> _Goal of the exercise_
Could you quote, character for character, the rows below, starting with the very first row and ending with the line containing "x-tick-label: 24/03 <box>459", including both of those lines?

· · · · ·

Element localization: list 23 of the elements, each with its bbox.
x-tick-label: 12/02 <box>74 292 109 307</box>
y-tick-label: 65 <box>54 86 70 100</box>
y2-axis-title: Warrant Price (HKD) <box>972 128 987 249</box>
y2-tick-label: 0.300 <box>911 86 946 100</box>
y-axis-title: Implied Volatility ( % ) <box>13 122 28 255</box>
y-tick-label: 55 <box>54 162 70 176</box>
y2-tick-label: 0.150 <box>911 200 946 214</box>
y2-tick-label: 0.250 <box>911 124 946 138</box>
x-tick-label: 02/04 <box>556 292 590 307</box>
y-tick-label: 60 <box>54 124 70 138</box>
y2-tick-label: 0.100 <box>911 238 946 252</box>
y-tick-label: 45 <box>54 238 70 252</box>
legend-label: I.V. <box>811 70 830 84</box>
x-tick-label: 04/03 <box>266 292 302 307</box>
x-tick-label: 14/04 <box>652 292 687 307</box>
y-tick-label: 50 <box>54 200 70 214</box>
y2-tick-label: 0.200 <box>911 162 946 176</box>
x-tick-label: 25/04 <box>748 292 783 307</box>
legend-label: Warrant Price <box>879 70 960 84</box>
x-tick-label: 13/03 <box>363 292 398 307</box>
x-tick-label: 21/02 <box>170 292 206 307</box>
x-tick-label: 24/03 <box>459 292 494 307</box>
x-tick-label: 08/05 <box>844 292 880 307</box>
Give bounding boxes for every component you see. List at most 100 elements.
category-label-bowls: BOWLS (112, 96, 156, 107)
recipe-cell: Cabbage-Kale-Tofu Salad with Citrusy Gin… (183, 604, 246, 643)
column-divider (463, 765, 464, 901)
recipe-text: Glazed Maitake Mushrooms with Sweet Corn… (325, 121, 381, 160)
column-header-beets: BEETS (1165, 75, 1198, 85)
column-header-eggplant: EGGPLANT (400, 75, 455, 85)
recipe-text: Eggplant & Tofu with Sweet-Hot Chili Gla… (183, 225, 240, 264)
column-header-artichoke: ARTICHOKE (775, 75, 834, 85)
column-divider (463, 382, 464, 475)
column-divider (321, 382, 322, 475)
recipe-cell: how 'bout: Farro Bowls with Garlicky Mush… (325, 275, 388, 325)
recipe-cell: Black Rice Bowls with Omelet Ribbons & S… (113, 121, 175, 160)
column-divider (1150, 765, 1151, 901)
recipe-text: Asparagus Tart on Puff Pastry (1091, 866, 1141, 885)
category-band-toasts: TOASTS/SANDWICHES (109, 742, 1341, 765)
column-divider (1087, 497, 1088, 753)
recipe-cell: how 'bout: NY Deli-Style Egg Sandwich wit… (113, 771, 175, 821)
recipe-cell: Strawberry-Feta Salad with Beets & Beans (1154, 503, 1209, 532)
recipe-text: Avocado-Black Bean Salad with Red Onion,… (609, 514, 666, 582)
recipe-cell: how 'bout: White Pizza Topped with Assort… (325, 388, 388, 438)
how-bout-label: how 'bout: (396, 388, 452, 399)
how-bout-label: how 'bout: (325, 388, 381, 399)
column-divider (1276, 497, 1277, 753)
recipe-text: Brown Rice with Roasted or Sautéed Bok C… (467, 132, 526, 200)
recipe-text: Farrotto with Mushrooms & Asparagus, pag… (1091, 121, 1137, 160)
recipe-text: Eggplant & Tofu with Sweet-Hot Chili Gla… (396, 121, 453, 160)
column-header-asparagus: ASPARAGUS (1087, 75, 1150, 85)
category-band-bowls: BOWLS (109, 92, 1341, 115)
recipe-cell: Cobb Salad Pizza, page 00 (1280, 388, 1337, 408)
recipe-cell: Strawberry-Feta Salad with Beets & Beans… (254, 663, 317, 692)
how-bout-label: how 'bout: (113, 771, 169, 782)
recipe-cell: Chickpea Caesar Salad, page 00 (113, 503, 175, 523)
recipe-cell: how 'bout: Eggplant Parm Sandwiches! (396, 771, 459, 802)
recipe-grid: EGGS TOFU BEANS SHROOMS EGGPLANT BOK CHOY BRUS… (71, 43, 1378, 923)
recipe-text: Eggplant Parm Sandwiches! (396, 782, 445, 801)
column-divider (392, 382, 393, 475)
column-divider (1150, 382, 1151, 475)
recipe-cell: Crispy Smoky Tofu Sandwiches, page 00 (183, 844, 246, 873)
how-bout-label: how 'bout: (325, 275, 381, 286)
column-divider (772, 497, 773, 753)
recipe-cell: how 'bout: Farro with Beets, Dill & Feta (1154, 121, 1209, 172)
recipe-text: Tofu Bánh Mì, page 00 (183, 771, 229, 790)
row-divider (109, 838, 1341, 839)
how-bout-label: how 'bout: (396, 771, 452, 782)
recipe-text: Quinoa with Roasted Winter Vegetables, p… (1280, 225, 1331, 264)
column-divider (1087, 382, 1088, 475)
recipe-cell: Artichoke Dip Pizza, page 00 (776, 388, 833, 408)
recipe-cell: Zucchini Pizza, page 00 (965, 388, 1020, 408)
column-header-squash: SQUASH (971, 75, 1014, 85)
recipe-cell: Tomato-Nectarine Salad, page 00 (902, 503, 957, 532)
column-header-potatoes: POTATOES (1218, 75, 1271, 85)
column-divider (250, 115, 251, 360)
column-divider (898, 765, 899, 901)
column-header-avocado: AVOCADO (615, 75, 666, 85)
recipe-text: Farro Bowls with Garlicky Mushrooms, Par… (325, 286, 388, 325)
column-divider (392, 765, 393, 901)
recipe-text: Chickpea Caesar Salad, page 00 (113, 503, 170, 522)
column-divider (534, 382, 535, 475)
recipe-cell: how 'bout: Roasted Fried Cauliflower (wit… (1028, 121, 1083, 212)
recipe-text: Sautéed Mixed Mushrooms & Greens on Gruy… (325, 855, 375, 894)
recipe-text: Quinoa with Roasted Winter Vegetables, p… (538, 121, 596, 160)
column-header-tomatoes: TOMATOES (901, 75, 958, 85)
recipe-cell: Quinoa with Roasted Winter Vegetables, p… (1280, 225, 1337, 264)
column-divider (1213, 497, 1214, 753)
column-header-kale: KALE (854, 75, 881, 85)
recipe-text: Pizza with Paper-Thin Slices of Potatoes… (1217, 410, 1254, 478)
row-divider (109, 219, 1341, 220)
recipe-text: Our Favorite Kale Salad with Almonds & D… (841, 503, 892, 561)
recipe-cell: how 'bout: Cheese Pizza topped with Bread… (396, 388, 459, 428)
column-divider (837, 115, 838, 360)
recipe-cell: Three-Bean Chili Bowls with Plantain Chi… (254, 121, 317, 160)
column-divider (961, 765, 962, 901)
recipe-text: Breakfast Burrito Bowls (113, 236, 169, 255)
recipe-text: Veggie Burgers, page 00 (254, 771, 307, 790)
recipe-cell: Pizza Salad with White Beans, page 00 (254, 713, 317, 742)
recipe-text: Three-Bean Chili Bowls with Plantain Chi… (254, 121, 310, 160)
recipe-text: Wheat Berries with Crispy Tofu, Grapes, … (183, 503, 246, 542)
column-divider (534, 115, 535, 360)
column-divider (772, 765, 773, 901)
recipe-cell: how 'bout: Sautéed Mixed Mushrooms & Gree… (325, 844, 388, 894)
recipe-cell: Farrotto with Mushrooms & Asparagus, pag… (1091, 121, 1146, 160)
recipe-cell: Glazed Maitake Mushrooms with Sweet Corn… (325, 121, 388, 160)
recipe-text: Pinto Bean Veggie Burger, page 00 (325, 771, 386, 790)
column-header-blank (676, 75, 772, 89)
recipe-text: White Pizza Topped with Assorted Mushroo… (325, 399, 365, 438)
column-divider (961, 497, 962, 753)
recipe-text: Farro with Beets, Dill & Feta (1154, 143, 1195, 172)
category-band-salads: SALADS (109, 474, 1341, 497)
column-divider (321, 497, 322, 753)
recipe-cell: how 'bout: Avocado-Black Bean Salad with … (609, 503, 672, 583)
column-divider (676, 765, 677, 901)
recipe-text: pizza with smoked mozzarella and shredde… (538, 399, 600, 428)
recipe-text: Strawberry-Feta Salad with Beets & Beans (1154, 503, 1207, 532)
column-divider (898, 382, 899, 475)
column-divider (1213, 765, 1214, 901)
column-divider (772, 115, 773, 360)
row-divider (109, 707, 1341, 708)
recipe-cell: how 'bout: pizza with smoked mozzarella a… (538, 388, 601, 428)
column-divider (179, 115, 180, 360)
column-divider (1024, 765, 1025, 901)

· · · · ·

> _Exercise answer_
Element localization: list 23 of the elements, each with its bbox.
x-tick-label: 12/02 <box>74 292 109 307</box>
y-tick-label: 65 <box>54 86 70 100</box>
y2-axis-title: Warrant Price (HKD) <box>972 128 987 249</box>
y2-tick-label: 0.300 <box>911 86 946 100</box>
y-axis-title: Implied Volatility ( % ) <box>13 122 28 255</box>
y-tick-label: 55 <box>54 162 70 176</box>
y2-tick-label: 0.150 <box>911 200 946 214</box>
y2-tick-label: 0.250 <box>911 124 946 138</box>
x-tick-label: 02/04 <box>556 292 590 307</box>
y-tick-label: 60 <box>54 124 70 138</box>
y2-tick-label: 0.100 <box>911 238 946 252</box>
y-tick-label: 45 <box>54 238 70 252</box>
legend-label: I.V. <box>811 70 830 84</box>
x-tick-label: 04/03 <box>266 292 302 307</box>
x-tick-label: 14/04 <box>652 292 687 307</box>
y-tick-label: 50 <box>54 200 70 214</box>
y2-tick-label: 0.200 <box>911 162 946 176</box>
x-tick-label: 25/04 <box>748 292 783 307</box>
legend-label: Warrant Price <box>879 70 960 84</box>
x-tick-label: 13/03 <box>363 292 398 307</box>
x-tick-label: 21/02 <box>170 292 206 307</box>
x-tick-label: 24/03 <box>459 292 494 307</box>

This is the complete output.